STORED ROWS:

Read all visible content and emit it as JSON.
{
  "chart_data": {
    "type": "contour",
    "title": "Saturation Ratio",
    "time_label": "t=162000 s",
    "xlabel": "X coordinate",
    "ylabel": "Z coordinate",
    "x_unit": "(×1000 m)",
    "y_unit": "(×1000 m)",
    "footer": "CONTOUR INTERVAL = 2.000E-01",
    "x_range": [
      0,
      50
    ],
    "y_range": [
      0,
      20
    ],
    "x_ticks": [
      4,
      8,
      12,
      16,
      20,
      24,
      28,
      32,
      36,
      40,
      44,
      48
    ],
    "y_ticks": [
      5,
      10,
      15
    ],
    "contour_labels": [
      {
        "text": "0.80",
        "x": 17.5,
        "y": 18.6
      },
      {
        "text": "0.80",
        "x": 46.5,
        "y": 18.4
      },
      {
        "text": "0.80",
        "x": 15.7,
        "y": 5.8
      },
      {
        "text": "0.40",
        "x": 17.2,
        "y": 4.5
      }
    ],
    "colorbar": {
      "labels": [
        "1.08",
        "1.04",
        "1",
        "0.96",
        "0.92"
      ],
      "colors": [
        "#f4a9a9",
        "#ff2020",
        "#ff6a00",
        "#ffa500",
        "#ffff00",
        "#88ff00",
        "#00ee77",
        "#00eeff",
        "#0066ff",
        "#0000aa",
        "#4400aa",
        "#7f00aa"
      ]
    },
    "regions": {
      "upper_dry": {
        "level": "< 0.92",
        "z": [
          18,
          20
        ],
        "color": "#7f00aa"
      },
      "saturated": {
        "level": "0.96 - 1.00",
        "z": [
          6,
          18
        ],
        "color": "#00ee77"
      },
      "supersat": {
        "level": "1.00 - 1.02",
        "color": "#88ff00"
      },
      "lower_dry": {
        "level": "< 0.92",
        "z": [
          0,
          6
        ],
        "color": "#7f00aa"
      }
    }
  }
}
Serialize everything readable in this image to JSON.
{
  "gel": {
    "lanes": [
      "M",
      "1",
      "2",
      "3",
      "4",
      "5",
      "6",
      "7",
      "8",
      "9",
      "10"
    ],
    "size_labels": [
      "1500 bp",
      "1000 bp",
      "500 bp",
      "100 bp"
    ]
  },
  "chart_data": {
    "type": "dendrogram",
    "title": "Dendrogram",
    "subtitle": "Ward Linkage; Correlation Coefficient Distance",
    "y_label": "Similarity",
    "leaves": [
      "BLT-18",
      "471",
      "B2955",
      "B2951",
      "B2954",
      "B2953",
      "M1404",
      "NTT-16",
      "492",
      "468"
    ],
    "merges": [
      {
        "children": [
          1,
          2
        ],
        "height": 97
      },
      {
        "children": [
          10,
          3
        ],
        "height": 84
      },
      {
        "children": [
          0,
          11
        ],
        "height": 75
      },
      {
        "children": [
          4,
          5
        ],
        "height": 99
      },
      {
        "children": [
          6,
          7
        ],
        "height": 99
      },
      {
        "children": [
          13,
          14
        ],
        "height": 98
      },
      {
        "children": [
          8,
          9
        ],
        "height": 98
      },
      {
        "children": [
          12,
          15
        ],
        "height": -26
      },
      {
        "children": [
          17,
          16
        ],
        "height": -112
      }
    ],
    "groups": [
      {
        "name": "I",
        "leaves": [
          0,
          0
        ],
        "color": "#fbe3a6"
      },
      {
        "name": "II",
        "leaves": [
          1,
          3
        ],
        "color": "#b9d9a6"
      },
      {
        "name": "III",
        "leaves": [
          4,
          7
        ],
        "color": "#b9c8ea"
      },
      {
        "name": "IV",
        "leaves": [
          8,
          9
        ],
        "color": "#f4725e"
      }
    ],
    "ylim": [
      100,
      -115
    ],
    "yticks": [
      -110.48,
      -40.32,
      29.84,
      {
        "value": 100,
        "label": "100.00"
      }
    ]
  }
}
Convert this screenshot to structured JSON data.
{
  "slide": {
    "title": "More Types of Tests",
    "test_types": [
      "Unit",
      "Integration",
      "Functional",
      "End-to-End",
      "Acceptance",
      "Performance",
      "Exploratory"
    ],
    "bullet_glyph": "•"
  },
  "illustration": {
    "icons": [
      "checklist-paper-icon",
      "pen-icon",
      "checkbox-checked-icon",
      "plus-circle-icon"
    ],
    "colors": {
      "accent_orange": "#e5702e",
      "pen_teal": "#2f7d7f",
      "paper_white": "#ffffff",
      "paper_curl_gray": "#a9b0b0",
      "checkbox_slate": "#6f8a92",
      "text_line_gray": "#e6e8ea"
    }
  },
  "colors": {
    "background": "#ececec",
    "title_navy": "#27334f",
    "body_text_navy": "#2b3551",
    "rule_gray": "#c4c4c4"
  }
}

DIRECTIVE: Reproduce each line of the material above precisely.

OUTPUT OF THE TASK:
Read all visible content and emit it as JSON.
{
  "chart_data": {
    "type": "contour",
    "title": "Saturation Ratio",
    "time_label": "t=162000 s",
    "xlabel": "X coordinate",
    "ylabel": "Z coordinate",
    "x_unit": "(×1000 m)",
    "y_unit": "(×1000 m)",
    "footer": "CONTOUR INTERVAL = 2.000E-01",
    "x_range": [
      0,
      50
    ],
    "y_range": [
      0,
      20
    ],
    "x_ticks": [
      4,
      8,
      12,
      16,
      20,
      24,
      28,
      32,
      36,
      40,
      44,
      48
    ],
    "y_ticks": [
      5,
      10,
      15
    ],
    "contour_labels": [
      {
        "text": "0.80",
        "x": 17.5,
        "y": 18.6
      },
      {
        "text": "0.80",
        "x": 46.5,
        "y": 18.4
      },
      {
        "text": "0.80",
        "x": 15.7,
        "y": 5.8
      },
      {
        "text": "0.40",
        "x": 17.2,
        "y": 4.5
      }
    ],
    "colorbar": {
      "labels": [
        "1.08",
        "1.04",
        "1",
        "0.96",
        "0.92"
      ],
      "colors": [
        "#f4a9a9",
        "#ff2020",
        "#ff6a00",
        "#ffa500",
        "#ffff00",
        "#88ff00",
        "#00ee77",
        "#00eeff",
        "#0066ff",
        "#0000aa",
        "#4400aa",
        "#7f00aa"
      ]
    },
    "regions": {
      "upper_dry": {
        "level": "< 0.92",
        "z": [
          18,
          20
        ],
        "color": "#7f00aa"
      },
      "saturated": {
        "level": "0.96 - 1.00",
        "z": [
          6,
          18
        ],
        "color": "#00ee77"
      },
      "supersat": {
        "level": "1.00 - 1.02",
        "color": "#88ff00"
      },
      "lower_dry": {
        "level": "< 0.92",
        "z": [
          0,
          6
        ],
        "color": "#7f00aa"
      }
    }
  }
}
Serialize everything readable in this image to JSON.
{
  "gel": {
    "lanes": [
      "M",
      "1",
      "2",
      "3",
      "4",
      "5",
      "6",
      "7",
      "8",
      "9",
      "10"
    ],
    "size_labels": [
      "1500 bp",
      "1000 bp",
      "500 bp",
      "100 bp"
    ]
  },
  "chart_data": {
    "type": "dendrogram",
    "title": "Dendrogram",
    "subtitle": "Ward Linkage; Correlation Coefficient Distance",
    "y_label": "Similarity",
    "leaves": [
      "BLT-18",
      "471",
      "B2955",
      "B2951",
      "B2954",
      "B2953",
      "M1404",
      "NTT-16",
      "492",
      "468"
    ],
    "merges": [
      {
        "children": [
          1,
          2
        ],
        "height": 97
      },
      {
        "children": [
          10,
          3
        ],
        "height": 84
      },
      {
        "children": [
          0,
          11
        ],
        "height": 75
      },
      {
        "children": [
          4,
          5
        ],
        "height": 99
      },
      {
        "children": [
          6,
          7
        ],
        "height": 99
      },
      {
        "children": [
          13,
          14
        ],
        "height": 98
      },
      {
        "children": [
          8,
          9
        ],
        "height": 98
      },
      {
        "children": [
          12,
          15
        ],
        "height": -26
      },
      {
        "children": [
          17,
          16
        ],
        "height": -112
      }
    ],
    "groups": [
      {
        "name": "I",
        "leaves": [
          0,
          0
        ],
        "color": "#fbe3a6"
      },
      {
        "name": "II",
        "leaves": [
          1,
          3
        ],
        "color": "#b9d9a6"
      },
      {
        "name": "III",
        "leaves": [
          4,
          7
        ],
        "color": "#b9c8ea"
      },
      {
        "name": "IV",
        "leaves": [
          8,
          9
        ],
        "color": "#f4725e"
      }
    ],
    "ylim": [
      100,
      -115
    ],
    "yticks": [
      -110.48,
      -40.32,
      29.84,
      {
        "value": 100,
        "label": "100.00"
      }
    ]
  }
}
Convert this screenshot to structured JSON data.
{
  "slide": {
    "title": "More Types of Tests",
    "test_types": [
      "Unit",
      "Integration",
      "Functional",
      "End-to-End",
      "Acceptance",
      "Performance",
      "Exploratory"
    ],
    "bullet_glyph": "•"
  },
  "illustration": {
    "icons": [
      "checklist-paper-icon",
      "pen-icon",
      "checkbox-checked-icon",
      "plus-circle-icon"
    ],
    "colors": {
      "accent_orange": "#e5702e",
      "pen_teal": "#2f7d7f",
      "paper_white": "#ffffff",
      "paper_curl_gray": "#a9b0b0",
      "checkbox_slate": "#6f8a92",
      "text_line_gray": "#e6e8ea"
    }
  },
  "colors": {
    "background": "#ececec",
    "title_navy": "#27334f",
    "body_text_navy": "#2b3551",
    "rule_gray": "#c4c4c4"
  }
}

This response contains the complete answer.